Objectif de la tâche :: Dans le texte sur l’activité cérébrale pendant l’identification d’oiseaux, parmi combien de nouvelles images les participants devaient-ils repérer l’oiseau déjà vu ?

Texte extrait ::
########

L’activité cérébrale pendant l’identification
Grâce à une autre technique d’imagerie cérébrale, les chercheurs ont pu mesurer l’activité des différentes régions cérébrales durant une tâche d’identification d’oiseaux. L’expérience a consisté à présenter l’image d’un oiseau à des experts et à des novices pendant quelques secondes, le temps qu’ils puissent l’identifier. Cette image disparaissait ensuite pendant une dizaine de secondes, durant lesquelles les participants devaient la garder en tête, car au terme de ces dix secondes, ils devaient repérer le même oiseau parmi quatre nouvelles images d’oiseaux, dont un seul était celui qui leur avait été présenté auparavant. Il se trouvait toutefois dans une position et un environnement différents, « pour que ce ne soit pas l’arrière-plan de l’image qui guide leur réponse, mais bien les caractéristiques de l’oiseau ». Parmi les oiseaux à identifier figuraient des représentants d’espèces nord-américaines que les experts connaissaient très bien, mais aussi des oiseaux d’Afrique, d’Asie et d’Europe qui leur étaient peu familiers.
L’imagerie cérébrale a révélé que les régions frontale et pariétale du cortex qui interviennent principalement dans les processus d’attention et aussi dans le traitement d’informations conceptuelles s’activaient beaucoup plus intensément chez les experts lorsqu’ils tentaient d’identifier un oiseau exotique qu’ils n’avaient probablement jamais rencontré.

########

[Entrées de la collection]
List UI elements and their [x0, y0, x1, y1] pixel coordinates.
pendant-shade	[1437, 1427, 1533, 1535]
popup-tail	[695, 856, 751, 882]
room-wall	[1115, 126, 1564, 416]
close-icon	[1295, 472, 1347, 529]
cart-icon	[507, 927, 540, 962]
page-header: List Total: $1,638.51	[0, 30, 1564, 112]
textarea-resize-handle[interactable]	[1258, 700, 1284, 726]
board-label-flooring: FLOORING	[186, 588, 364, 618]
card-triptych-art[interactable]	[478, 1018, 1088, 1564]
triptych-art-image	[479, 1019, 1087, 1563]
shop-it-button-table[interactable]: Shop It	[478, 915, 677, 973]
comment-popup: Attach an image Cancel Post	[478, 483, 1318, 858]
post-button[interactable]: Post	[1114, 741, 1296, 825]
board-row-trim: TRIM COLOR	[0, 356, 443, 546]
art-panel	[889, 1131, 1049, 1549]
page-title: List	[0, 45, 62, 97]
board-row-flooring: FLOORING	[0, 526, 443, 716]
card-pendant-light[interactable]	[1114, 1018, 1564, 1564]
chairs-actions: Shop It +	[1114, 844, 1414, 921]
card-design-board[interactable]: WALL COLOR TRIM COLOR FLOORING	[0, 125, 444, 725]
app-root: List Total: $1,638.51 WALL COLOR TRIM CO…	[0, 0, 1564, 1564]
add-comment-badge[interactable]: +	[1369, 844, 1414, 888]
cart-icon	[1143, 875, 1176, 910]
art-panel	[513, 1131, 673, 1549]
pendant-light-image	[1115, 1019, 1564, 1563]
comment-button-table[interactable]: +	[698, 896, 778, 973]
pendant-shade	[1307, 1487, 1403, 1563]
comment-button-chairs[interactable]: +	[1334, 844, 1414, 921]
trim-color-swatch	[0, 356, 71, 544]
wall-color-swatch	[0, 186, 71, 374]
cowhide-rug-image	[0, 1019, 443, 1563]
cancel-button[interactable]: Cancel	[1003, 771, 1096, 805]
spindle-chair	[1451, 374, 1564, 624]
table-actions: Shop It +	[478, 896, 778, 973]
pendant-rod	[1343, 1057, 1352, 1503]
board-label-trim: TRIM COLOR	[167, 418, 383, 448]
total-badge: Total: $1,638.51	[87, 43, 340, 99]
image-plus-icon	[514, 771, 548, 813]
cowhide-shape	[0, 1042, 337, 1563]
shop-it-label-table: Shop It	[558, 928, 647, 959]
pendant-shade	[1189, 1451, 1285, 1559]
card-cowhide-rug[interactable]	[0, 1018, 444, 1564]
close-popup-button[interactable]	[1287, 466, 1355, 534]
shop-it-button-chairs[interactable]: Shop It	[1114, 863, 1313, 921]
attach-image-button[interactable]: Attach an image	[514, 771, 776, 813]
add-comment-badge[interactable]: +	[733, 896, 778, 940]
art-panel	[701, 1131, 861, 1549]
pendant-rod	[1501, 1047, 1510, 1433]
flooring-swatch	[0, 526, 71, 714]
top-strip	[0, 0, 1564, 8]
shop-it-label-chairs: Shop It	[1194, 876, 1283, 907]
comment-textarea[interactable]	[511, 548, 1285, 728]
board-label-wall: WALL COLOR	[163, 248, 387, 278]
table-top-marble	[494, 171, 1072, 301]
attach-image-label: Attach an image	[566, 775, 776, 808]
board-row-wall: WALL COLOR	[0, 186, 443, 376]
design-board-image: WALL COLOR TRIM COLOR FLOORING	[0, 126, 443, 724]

########

Réponse :: Parmi quatre nouvelles images d’oiseaux.